Springtime in Rome always brings excitement and hope for the city, optimism can’t help but prevail amidst the flowering trees, jubilant tourists and warmer weather.  Except when the flowering trees have been cut down and not replaced, the tourists are irate about waiting a half-hour for a bus only to find it too crowded to enter, and it’s been cold and rainy almost every day since November!  In the midst of the wonderful chaos of a Roman spring, rather than write a single blog entry, here is a list of tweeter like comments on the goings on around town.

  1. Follow up on Progetto Millennium. On Tuesday, May 18, 2010 at 9:00am at the Salone della Cultura del Palazzo dei Congressi will be held the “Stati Generali” meeting, presenting over a hundred projects for the city of Rome.  http://www.statigeneraliroma.it is the site for more information, though only in Italian.  The link to submit your own proposals for Rome, very enticing, is currently not working.
  2. Status check on the excavation for the Multi-level parking Structure at Piazza della Moretta, Via Giulia (see 15 March blog).  Photo above is of the excavation in progress, being carried out with no “safety coordinator”, no safety plan for the adjacent high school, no no hard-hats or other required safety measures, and above all no public debate about the idiocy of dedicating valuable, sensitive land along the Tiber river in the historical center of Rome to the storage of automobiles.  At least they are uncovering some interesting pre-Mussolini foundations and appear to have an archeologist present to keep an eye on things.
  3. Art Shows. On a brighter note I’ve seen a number of interesting shows recently, contemporary art at the Gagosian gallery (Richard Serra paintings) and the French Academy (I Mutanti, a show of five artists very creatively installed in the Villa Medici halls, stairs and gardens), and a fascinating exhibit of photographs byStephen Shores at the little museum on Piazza Sant’Egidio in Trastevere.  Shores’ photographs of everyday American scenes from the 70s are haunting and beautiful but impressed me most because of the sporadic presence of automobiles (the models I remember from childhood).  The are big and colorful but not so numerous, reminiscent of a time when cars in cities still seemed like an exciting novelty and not a destructive infestation. In the same building, appropriately, are displayed the watercolors of Roesler Franz showing typical street scenes of 19th century Rome, still pretty recognizable today.  Two of my life’s backdrops in one show!

Dataset entries >>
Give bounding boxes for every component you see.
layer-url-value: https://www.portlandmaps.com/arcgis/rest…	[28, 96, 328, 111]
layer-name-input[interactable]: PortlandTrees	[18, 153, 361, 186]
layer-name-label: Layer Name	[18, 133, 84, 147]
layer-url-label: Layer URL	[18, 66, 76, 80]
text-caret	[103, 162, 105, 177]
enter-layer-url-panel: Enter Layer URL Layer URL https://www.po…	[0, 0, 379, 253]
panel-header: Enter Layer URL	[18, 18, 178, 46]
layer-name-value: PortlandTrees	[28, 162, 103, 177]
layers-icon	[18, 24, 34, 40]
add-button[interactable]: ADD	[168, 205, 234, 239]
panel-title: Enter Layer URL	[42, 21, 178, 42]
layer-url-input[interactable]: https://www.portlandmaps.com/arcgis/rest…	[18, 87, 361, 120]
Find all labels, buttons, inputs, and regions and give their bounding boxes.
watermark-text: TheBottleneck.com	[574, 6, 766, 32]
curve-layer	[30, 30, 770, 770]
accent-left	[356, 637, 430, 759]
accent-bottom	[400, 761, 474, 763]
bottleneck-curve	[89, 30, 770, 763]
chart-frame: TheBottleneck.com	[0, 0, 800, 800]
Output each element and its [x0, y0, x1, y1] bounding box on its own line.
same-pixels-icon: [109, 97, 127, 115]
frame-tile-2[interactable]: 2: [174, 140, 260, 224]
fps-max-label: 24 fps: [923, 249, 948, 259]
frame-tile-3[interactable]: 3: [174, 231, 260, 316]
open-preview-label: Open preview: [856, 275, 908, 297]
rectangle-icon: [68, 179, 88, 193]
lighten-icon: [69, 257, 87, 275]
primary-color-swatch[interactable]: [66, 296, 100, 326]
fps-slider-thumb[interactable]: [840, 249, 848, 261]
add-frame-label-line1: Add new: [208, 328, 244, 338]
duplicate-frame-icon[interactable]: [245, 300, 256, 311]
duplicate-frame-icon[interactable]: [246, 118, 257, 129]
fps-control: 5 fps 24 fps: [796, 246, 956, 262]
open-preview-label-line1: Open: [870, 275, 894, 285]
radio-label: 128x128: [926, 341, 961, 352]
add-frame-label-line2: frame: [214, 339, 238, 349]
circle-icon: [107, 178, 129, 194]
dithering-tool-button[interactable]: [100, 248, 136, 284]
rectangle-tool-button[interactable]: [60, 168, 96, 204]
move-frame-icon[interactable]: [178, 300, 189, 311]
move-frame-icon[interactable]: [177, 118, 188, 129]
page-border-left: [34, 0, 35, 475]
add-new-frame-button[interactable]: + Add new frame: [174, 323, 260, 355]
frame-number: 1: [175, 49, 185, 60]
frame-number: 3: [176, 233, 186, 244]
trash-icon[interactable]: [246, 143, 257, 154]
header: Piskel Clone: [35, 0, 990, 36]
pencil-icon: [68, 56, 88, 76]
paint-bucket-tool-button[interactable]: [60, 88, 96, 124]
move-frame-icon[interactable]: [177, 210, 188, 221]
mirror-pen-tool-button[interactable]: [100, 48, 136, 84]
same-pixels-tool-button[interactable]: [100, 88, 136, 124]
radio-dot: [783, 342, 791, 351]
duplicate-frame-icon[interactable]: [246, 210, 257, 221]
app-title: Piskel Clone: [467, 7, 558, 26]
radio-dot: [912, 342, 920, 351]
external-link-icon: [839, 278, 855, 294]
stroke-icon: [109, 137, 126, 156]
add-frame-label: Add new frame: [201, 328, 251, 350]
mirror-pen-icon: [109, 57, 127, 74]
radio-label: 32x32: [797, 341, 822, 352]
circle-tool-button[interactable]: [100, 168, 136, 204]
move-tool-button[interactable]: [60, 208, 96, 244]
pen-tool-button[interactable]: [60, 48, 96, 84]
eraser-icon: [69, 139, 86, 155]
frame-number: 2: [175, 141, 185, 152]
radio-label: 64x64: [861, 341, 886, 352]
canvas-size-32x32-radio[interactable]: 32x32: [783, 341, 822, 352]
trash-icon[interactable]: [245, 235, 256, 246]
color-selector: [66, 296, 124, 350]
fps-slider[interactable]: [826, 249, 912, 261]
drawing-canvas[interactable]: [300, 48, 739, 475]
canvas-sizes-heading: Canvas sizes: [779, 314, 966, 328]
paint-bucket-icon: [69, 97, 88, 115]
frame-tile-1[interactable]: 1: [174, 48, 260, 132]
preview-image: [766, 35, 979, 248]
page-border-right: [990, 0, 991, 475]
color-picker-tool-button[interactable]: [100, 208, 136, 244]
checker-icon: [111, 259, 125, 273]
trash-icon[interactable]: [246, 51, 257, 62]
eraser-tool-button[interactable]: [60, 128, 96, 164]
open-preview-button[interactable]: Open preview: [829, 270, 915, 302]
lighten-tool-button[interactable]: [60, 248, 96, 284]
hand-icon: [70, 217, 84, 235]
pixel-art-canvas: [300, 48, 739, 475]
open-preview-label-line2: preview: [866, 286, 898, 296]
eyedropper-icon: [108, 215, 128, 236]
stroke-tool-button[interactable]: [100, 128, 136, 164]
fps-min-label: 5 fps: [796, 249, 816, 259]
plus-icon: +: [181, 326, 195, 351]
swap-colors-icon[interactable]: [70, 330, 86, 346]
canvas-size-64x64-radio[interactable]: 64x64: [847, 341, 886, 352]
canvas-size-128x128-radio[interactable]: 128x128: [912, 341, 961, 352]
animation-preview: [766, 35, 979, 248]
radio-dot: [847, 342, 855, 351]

Task item A >>
Answer these from the text about springtime in Rome:
(i) When does the "Stati Generali" meeting take place?
(ii) Where is the multi-level parking structure being excavated?
(iii) Whose paintings were on show at the Gagosian gallery?
Task item B >>
Carry on the text about springtime in Rome from the point where it stops.

Response A >>
(i) Tuesday, May 18, 2010, at 9:00am
(ii) Piazza della Moretta, Via Giulia
(iii) Richard Serra

Response B >>
  4. Bike Day.  Tomorrow is National Day of the Bicycle in Italy, sponsored by the Ministry of the Environment. I’m sorry to be so cynical, but dedicating a Sunday in May to bicycles is a way of saying “bikes are for recreation, for children, to pay lip service to environmental concerns and pretend to care”. Bikes are a viable form of urban transportation and along with transit and walking they should be stimulated through incentives, not symbolic gestures. Bike paths, bike parking, tax breaks for bikers, prosecution of auto drivers who exceed speed limits and put bikers at risk—these would be more tangible solutions.
  5. Architecture Exhibit.  Coming up in early June (1-7) at the Temple of Hadrian in Piazza della Pietra will be an exhibit of Foreign Architects in Rome, featuring work from the academies and university programs belonging to AACUPI.  I will be exhibiting work of the Fall 2009 Cal Poly Rome Program I coordinated, specifically their projects for a center for the green economy sited at the Papal Arsenal near Porta Portese.  The challenge was to create a vibrant urban place in which urban synergies and efficiencies are maximized by design to reduce “waste” to less than zero, turning it into “resource”. Call it an urban resource center or a center for material reuse–anything but a “junkyard”.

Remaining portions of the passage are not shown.